- _Aim of the exercise_
Extract from the listing each line in which the word "ὁποῖαι" appears.

(begin)

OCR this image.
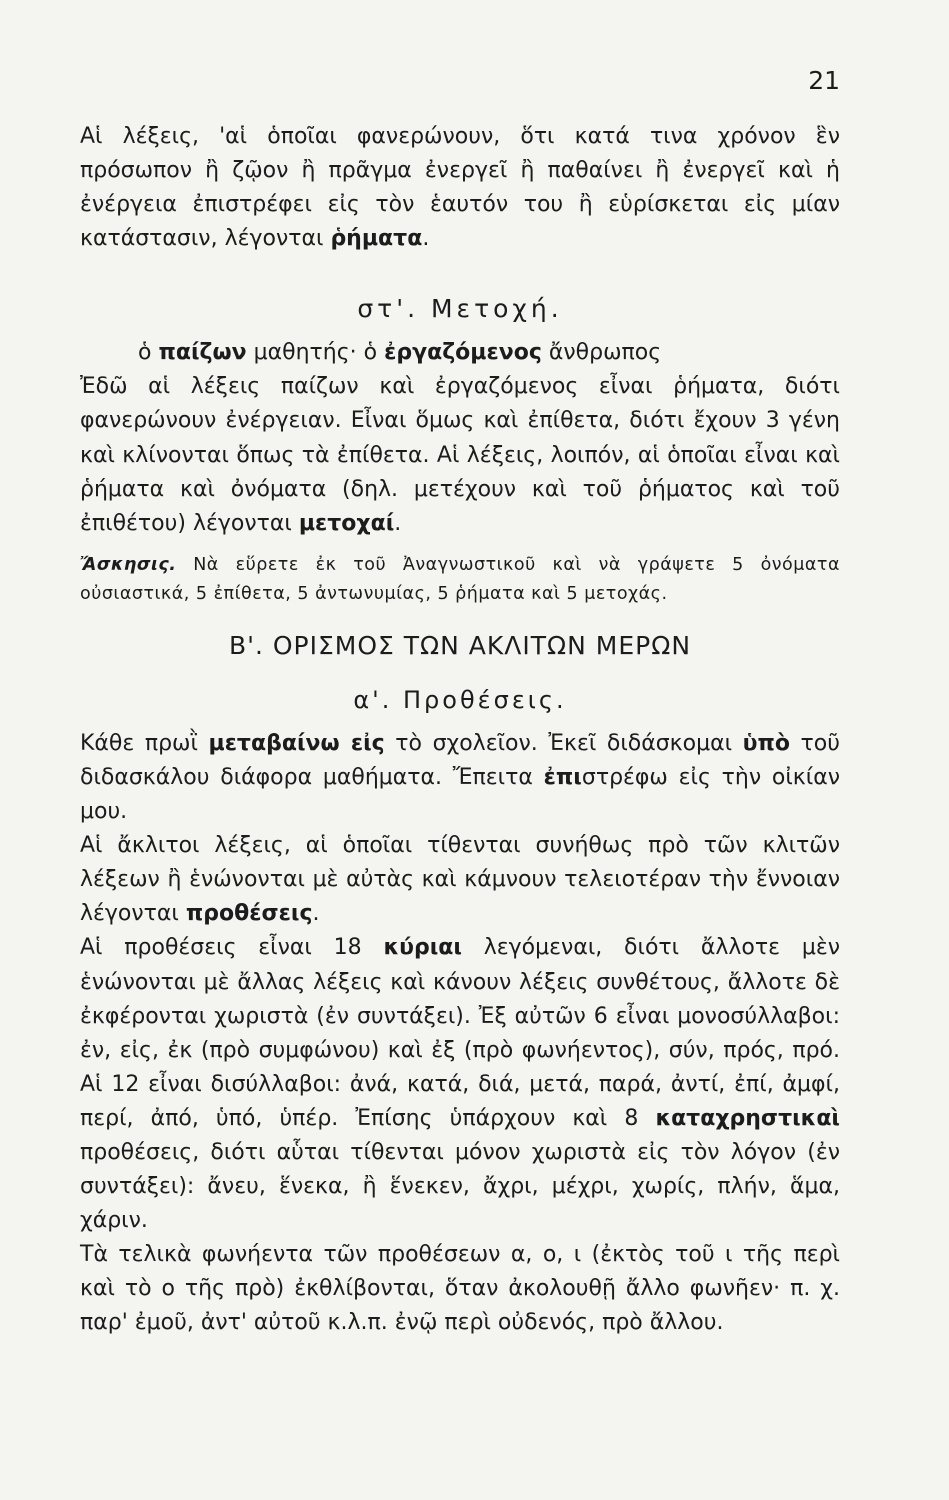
21

Αἱ λέξεις, 'αἱ ὁποῖαι φανερώνουν, ὅτι κατά τινα χρόνον ἓν πρόσωπον ἢ ζῷον ἢ πρᾶγμα ἐνεργεῖ ἢ παθαίνει ἢ ἐνεργεῖ καὶ ἡ ἐνέργεια ἐπιστρέφει εἰς τὸν ἑαυτόν του ἢ εὑρίσκεται εἰς μίαν κατάστασιν, λέγονται ῥήματα.

στ'. Μετοχή.

ὁ παίζων μαθητής· ὁ ἐργαζόμενος ἄνθρωπος

Ἐδῶ αἱ λέξεις παίζων καὶ ἐργαζόμενος εἶναι ῥήματα, διότι φανερώνουν ἐνέργειαν. Εἶναι ὅμως καὶ ἐπίθετα, διότι ἔχουν 3 γένη καὶ κλίνονται ὅπως τὰ ἐπίθετα. Αἱ λέξεις, λοιπόν, αἱ ὁποῖαι εἶναι καὶ ῥήματα καὶ ὀνόματα (δηλ. μετέχουν καὶ τοῦ ῥήματος καὶ τοῦ ἐπιθέτου) λέγονται μετοχαί.

Ἄσκησις. Νὰ εὕρετε ἐκ τοῦ Ἀναγνωστικοῦ καὶ νὰ γράψετε 5 ὀνόματα οὐσιαστικά, 5 ἐπίθετα, 5 ἀντωνυμίας, 5 ῥήματα καὶ 5 μετοχάς.

Β'. ΟΡΙΣΜΟΣ ΤΩΝ ΑΚΛΙΤΩΝ ΜΕΡΩΝ

α'. Προθέσεις.

Κάθε πρωῒ μεταβαίνω εἰς τὸ σχολεῖον. Ἐκεῖ διδάσκομαι ὑπὸ τοῦ διδασκάλου διάφορα μαθήματα. Ἔπειτα ἐπιστρέφω εἰς τὴν οἰκίαν μου.

Αἱ ἄκλιτοι λέξεις, αἱ ὁποῖαι τίθενται συνήθως πρὸ τῶν κλιτῶν λέξεων ἢ ἑνώνονται μὲ αὐτὰς καὶ κάμνουν τελειοτέραν τὴν ἔννοιαν λέγονται προθέσεις.

Αἱ προθέσεις εἶναι 18 κύριαι λεγόμεναι, διότι ἄλλοτε μὲν ἑνώνονται μὲ ἄλλας λέξεις καὶ κάνουν λέξεις συνθέτους, ἄλλοτε δὲ ἐκφέρονται χωριστὰ (ἐν συντάξει). Ἐξ αὐτῶν 6 εἶναι μονοσύλλαβοι: ἐν, εἰς, ἐκ (πρὸ συμφώνου) καὶ ἐξ (πρὸ φωνήεντος), σύν, πρός, πρό. Αἱ 12 εἶναι δισύλλαβοι: ἀνά, κατά, διά, μετά, παρά, ἀντί, ἐπί, ἀμφί, περί, ἀπό, ὑπό, ὑπέρ. Ἐπίσης ὑπάρχουν καὶ 8 καταχρηστικαὶ προθέσεις, διότι αὗται τίθενται μόνον χωριστὰ εἰς τὸν λόγον (ἐν συντάξει): ἄνευ, ἕνεκα, ἢ ἕνεκεν, ἄχρι, μέχρι, χωρίς, πλήν, ἅμα, χάριν.

Τὰ τελικὰ φωνήεντα τῶν προθέσεων α, ο, ι (ἐκτὸς τοῦ ι τῆς περὶ καὶ τὸ ο τῆς πρὸ) ἐκθλίβονται, ὅταν ἀκολουθῇ ἄλλο φωνῆεν· π. χ. παρ' ἐμοῦ, ἀντ' αὐτοῦ κ.λ.π. ἐνῷ περὶ οὐδενός, πρὸ ἄλλου.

(end)

- _Expected output_
Αἱ λέξεις, 'αἱ ὁποῖαι φανερώνουν, ὅτι κατά τινα χρόνον ἓν πρόσωπον ἢ ζῷον ἢ πρᾶγμα ἐνεργεῖ ἢ παθαίνει ἢ ἐνεργεῖ καὶ ἡ ἐνέργεια ἐπιστρέφει εἰς τὸν ἑαυτόν του ἢ εὑρίσκεται εἰς μίαν κατάστασιν, λέγονται ῥήματα.
Ἐδῶ αἱ λέξεις παίζων καὶ ἐργαζόμενος εἶναι ῥήματα, διότι φανερώνουν ἐνέργειαν. Εἶναι ὅμως καὶ ἐπίθετα, διότι ἔχουν 3 γένη καὶ κλίνονται ὅπως τὰ ἐπίθετα. Αἱ λέξεις, λοιπόν, αἱ ὁποῖαι εἶναι καὶ ῥήματα καὶ ὀνόματα (δηλ. μετέχουν καὶ τοῦ ῥήματος καὶ τοῦ ἐπιθέτου) λέγονται μετοχαί.
Αἱ ἄκλιτοι λέξεις, αἱ ὁποῖαι τίθενται συνήθως πρὸ τῶν κλιτῶν λέξεων ἢ ἑνώνονται μὲ αὐτὰς καὶ κάμνουν τελειοτέραν τὴν ἔννοιαν λέγονται προθέσεις.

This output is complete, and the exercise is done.